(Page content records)
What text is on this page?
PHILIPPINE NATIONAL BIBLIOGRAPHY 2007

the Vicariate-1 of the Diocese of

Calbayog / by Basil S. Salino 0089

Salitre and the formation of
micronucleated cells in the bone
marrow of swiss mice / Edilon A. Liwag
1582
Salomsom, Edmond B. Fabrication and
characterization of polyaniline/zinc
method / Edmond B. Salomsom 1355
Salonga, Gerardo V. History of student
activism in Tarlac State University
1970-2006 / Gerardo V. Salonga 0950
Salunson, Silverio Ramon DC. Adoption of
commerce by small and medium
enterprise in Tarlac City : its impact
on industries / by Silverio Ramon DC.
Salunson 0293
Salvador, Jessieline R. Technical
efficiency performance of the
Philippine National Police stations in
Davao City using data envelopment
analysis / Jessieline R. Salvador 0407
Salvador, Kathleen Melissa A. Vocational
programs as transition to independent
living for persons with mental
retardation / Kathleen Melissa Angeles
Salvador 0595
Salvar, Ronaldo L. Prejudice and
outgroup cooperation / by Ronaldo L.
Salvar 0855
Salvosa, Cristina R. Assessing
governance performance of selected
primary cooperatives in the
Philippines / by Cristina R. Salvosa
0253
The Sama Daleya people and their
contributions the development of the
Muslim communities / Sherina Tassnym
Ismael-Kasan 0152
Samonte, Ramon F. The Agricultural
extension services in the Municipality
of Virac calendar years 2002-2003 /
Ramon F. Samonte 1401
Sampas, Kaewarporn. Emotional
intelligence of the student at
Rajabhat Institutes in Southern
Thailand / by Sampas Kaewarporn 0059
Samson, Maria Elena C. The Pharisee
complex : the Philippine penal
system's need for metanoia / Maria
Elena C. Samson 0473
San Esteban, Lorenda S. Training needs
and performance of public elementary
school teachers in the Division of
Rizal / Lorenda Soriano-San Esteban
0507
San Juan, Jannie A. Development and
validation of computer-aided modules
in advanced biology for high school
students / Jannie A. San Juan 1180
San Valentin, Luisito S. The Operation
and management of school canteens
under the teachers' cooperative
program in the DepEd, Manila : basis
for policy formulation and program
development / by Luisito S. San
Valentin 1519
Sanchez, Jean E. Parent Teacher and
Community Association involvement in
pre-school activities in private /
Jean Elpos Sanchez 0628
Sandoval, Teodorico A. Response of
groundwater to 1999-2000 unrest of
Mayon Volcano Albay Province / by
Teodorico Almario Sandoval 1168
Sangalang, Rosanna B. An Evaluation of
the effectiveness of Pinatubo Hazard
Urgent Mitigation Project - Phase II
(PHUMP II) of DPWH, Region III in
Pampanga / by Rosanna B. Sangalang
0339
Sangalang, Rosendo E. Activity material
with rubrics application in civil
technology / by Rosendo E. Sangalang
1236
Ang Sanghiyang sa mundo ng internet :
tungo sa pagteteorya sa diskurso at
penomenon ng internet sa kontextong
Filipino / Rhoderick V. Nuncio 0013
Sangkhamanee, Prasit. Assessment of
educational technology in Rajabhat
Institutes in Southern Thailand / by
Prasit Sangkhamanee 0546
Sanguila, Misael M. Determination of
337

TRY IT: Would you filter the records and copy each line that contains the word "Institutes"?

RESPONSE AREA:
Rajabhat Institutes in Southern
Institutes in Southern Thailand / by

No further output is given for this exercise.